Your instructions:
Repeat each line of the material below exactly as it appears, minus any pictures.

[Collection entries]

━━━━━━━━━━━━━━━━━━━━━━━━━━━━━━

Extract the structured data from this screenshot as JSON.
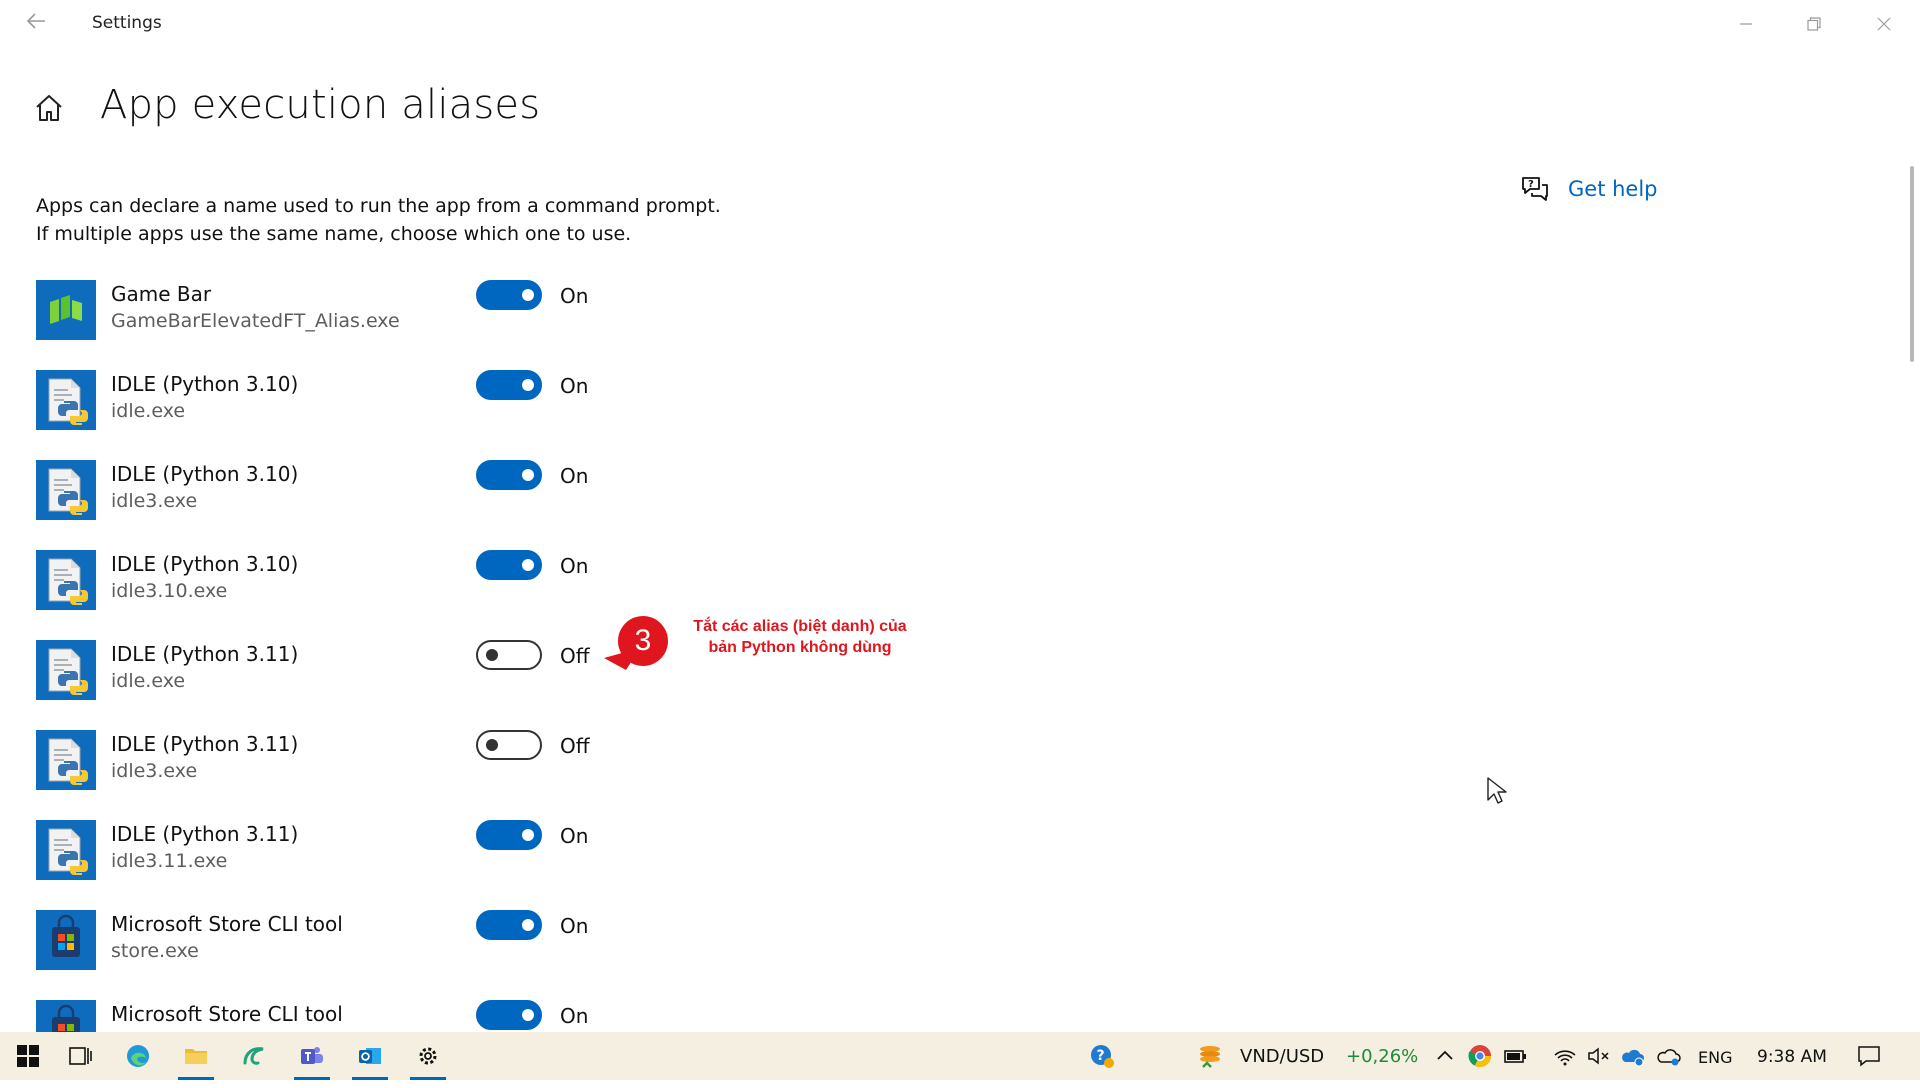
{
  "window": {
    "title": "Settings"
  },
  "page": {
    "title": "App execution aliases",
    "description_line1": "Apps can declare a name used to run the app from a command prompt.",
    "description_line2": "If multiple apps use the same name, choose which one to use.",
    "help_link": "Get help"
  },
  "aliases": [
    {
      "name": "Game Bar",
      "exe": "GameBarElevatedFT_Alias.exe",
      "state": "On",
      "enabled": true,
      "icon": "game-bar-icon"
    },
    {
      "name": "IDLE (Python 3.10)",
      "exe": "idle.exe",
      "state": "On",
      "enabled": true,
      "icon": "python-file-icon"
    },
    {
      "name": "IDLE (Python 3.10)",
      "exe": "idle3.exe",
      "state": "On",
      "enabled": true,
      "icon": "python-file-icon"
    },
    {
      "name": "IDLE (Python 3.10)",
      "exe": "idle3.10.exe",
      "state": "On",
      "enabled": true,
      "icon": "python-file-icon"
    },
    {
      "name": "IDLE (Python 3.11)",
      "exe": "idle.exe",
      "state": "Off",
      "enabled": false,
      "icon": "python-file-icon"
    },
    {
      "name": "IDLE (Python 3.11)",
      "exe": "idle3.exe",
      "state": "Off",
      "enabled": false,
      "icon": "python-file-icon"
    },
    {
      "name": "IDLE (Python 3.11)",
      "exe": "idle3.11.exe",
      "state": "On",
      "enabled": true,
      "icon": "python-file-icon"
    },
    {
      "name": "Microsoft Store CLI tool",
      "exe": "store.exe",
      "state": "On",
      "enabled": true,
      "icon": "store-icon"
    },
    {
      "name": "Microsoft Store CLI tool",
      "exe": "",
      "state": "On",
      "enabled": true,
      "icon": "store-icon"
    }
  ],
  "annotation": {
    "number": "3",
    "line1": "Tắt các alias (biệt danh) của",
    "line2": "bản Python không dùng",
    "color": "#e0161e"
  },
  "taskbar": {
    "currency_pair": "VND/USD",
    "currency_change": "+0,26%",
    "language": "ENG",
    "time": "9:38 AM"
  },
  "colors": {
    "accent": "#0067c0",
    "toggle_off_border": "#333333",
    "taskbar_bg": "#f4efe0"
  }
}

━━━━━━━━━━━━━━━━━━━━━━━━━━━━━━

Result for this exercise:
Extract the structured data from this screenshot as JSON.
{
  "window": {
    "title": "Settings"
  },
  "page": {
    "title": "App execution aliases",
    "description_line1": "Apps can declare a name used to run the app from a command prompt.",
    "description_line2": "If multiple apps use the same name, choose which one to use.",
    "help_link": "Get help"
  },
  "aliases": [
    {
      "name": "Game Bar",
      "exe": "GameBarElevatedFT_Alias.exe",
      "state": "On",
      "enabled": true,
      "icon": "game-bar-icon"
    },
    {
      "name": "IDLE (Python 3.10)",
      "exe": "idle.exe",
      "state": "On",
      "enabled": true,
      "icon": "python-file-icon"
    },
    {
      "name": "IDLE (Python 3.10)",
      "exe": "idle3.exe",
      "state": "On",
      "enabled": true,
      "icon": "python-file-icon"
    },
    {
      "name": "IDLE (Python 3.10)",
      "exe": "idle3.10.exe",
      "state": "On",
      "enabled": true,
      "icon": "python-file-icon"
    },
    {
      "name": "IDLE (Python 3.11)",
      "exe": "idle.exe",
      "state": "Off",
      "enabled": false,
      "icon": "python-file-icon"
    },
    {
      "name": "IDLE (Python 3.11)",
      "exe": "idle3.exe",
      "state": "Off",
      "enabled": false,
      "icon": "python-file-icon"
    },
    {
      "name": "IDLE (Python 3.11)",
      "exe": "idle3.11.exe",
      "state": "On",
      "enabled": true,
      "icon": "python-file-icon"
    },
    {
      "name": "Microsoft Store CLI tool",
      "exe": "store.exe",
      "state": "On",
      "enabled": true,
      "icon": "store-icon"
    },
    {
      "name": "Microsoft Store CLI tool",
      "exe": "",
      "state": "On",
      "enabled": true,
      "icon": "store-icon"
    }
  ],
  "annotation": {
    "number": "3",
    "line1": "Tắt các alias (biệt danh) của",
    "line2": "bản Python không dùng",
    "color": "#e0161e"
  },
  "taskbar": {
    "currency_pair": "VND/USD",
    "currency_change": "+0,26%",
    "language": "ENG",
    "time": "9:38 AM"
  },
  "colors": {
    "accent": "#0067c0",
    "toggle_off_border": "#333333",
    "taskbar_bg": "#f4efe0"
  }
}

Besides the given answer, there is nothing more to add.